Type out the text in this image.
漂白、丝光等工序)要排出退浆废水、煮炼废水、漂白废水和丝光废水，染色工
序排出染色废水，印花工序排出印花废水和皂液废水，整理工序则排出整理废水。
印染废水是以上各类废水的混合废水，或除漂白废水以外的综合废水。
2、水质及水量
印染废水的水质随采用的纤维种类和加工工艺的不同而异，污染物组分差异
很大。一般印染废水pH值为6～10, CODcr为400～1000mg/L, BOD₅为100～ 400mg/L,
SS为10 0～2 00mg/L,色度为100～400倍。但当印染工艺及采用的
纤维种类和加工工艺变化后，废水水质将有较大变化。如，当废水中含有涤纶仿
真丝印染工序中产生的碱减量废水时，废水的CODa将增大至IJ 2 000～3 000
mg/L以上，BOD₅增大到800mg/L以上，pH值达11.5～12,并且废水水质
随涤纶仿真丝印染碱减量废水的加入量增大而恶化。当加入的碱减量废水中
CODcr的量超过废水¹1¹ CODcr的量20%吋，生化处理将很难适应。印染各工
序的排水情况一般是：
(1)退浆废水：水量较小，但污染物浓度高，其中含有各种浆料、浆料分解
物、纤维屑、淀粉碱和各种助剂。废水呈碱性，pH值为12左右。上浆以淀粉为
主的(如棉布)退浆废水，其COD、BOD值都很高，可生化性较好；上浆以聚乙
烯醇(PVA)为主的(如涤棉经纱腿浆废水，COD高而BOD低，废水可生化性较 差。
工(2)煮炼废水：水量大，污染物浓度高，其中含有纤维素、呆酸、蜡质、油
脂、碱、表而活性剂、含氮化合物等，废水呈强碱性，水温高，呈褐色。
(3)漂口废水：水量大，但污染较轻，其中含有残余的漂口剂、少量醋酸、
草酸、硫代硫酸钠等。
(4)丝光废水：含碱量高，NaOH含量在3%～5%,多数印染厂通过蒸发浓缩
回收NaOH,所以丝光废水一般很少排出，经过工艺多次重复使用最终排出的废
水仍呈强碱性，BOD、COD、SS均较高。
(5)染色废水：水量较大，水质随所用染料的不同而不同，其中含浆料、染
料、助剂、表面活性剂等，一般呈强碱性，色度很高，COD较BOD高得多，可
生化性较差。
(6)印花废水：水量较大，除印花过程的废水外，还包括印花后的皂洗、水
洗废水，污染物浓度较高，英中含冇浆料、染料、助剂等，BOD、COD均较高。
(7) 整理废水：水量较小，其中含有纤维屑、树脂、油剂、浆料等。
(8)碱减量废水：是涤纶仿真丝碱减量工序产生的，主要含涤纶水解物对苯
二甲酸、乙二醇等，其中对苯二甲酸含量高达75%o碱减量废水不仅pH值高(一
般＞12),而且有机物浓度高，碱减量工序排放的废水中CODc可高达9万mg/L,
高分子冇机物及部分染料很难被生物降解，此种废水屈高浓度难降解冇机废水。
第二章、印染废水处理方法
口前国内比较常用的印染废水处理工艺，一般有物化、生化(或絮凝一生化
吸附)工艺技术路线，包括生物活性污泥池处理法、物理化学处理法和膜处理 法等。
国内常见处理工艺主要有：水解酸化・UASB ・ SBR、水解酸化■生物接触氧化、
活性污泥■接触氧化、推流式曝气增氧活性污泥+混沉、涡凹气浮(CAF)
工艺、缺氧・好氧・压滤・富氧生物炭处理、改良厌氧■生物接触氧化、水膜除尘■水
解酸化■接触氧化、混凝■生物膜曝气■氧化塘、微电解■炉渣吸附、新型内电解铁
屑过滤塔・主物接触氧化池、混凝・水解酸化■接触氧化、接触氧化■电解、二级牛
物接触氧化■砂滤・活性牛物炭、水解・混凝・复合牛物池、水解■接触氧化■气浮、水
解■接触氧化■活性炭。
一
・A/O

++++++++

▶ _Directions for this task_
Repeat the material above in full, keeping every word.

▶ _Task output_
Type out the text in this image.
漂白、丝光等工序)要排出退浆废水、煮炼废水、漂白废水和丝光废水，染色工
序排出染色废水，印花工序排出印花废水和皂液废水，整理工序则排出整理废水。
印染废水是以上各类废水的混合废水，或除漂白废水以外的综合废水。
2、水质及水量
印染废水的水质随采用的纤维种类和加工工艺的不同而异，污染物组分差异
很大。一般印染废水pH值为6～10, CODcr为400～1000mg/L, BOD₅为100～ 400mg/L,
SS为10 0～2 00mg/L,色度为100～400倍。但当印染工艺及采用的
纤维种类和加工工艺变化后，废水水质将有较大变化。如，当废水中含有涤纶仿
真丝印染工序中产生的碱减量废水时，废水的CODa将增大至IJ 2 000～3 000
mg/L以上，BOD₅增大到800mg/L以上，pH值达11.5～12,并且废水水质
随涤纶仿真丝印染碱减量废水的加入量增大而恶化。当加入的碱减量废水中
CODcr的量超过废水¹1¹ CODcr的量20%吋，生化处理将很难适应。印染各工
序的排水情况一般是：
(1)退浆废水：水量较小，但污染物浓度高，其中含有各种浆料、浆料分解
物、纤维屑、淀粉碱和各种助剂。废水呈碱性，pH值为12左右。上浆以淀粉为
主的(如棉布)退浆废水，其COD、BOD值都很高，可生化性较好；上浆以聚乙
烯醇(PVA)为主的(如涤棉经纱腿浆废水，COD高而BOD低，废水可生化性较 差。
工(2)煮炼废水：水量大，污染物浓度高，其中含有纤维素、呆酸、蜡质、油
脂、碱、表而活性剂、含氮化合物等，废水呈强碱性，水温高，呈褐色。
(3)漂口废水：水量大，但污染较轻，其中含有残余的漂口剂、少量醋酸、
草酸、硫代硫酸钠等。
(4)丝光废水：含碱量高，NaOH含量在3%～5%,多数印染厂通过蒸发浓缩
回收NaOH,所以丝光废水一般很少排出，经过工艺多次重复使用最终排出的废
水仍呈强碱性，BOD、COD、SS均较高。
(5)染色废水：水量较大，水质随所用染料的不同而不同，其中含浆料、染
料、助剂、表面活性剂等，一般呈强碱性，色度很高，COD较BOD高得多，可
生化性较差。
(6)印花废水：水量较大，除印花过程的废水外，还包括印花后的皂洗、水
洗废水，污染物浓度较高，英中含冇浆料、染料、助剂等，BOD、COD均较高。
(7) 整理废水：水量较小，其中含有纤维屑、树脂、油剂、浆料等。
(8)碱减量废水：是涤纶仿真丝碱减量工序产生的，主要含涤纶水解物对苯
二甲酸、乙二醇等，其中对苯二甲酸含量高达75%o碱减量废水不仅pH值高(一
般＞12),而且有机物浓度高，碱减量工序排放的废水中CODc可高达9万mg/L,
高分子冇机物及部分染料很难被生物降解，此种废水屈高浓度难降解冇机废水。
第二章、印染废水处理方法
口前国内比较常用的印染废水处理工艺，一般有物化、生化(或絮凝一生化
吸附)工艺技术路线，包括生物活性污泥池处理法、物理化学处理法和膜处理 法等。
国内常见处理工艺主要有：水解酸化・UASB ・ SBR、水解酸化■生物接触氧化、
活性污泥■接触氧化、推流式曝气增氧活性污泥+混沉、涡凹气浮(CAF)
工艺、缺氧・好氧・压滤・富氧生物炭处理、改良厌氧■生物接触氧化、水膜除尘■水
解酸化■接触氧化、混凝■生物膜曝气■氧化塘、微电解■炉渣吸附、新型内电解铁
屑过滤塔・主物接触氧化池、混凝・水解酸化■接触氧化、接触氧化■电解、二级牛
物接触氧化■砂滤・活性牛物炭、水解・混凝・复合牛物池、水解■接触氧化■气浮、水
解■接触氧化■活性炭。
一
・A/O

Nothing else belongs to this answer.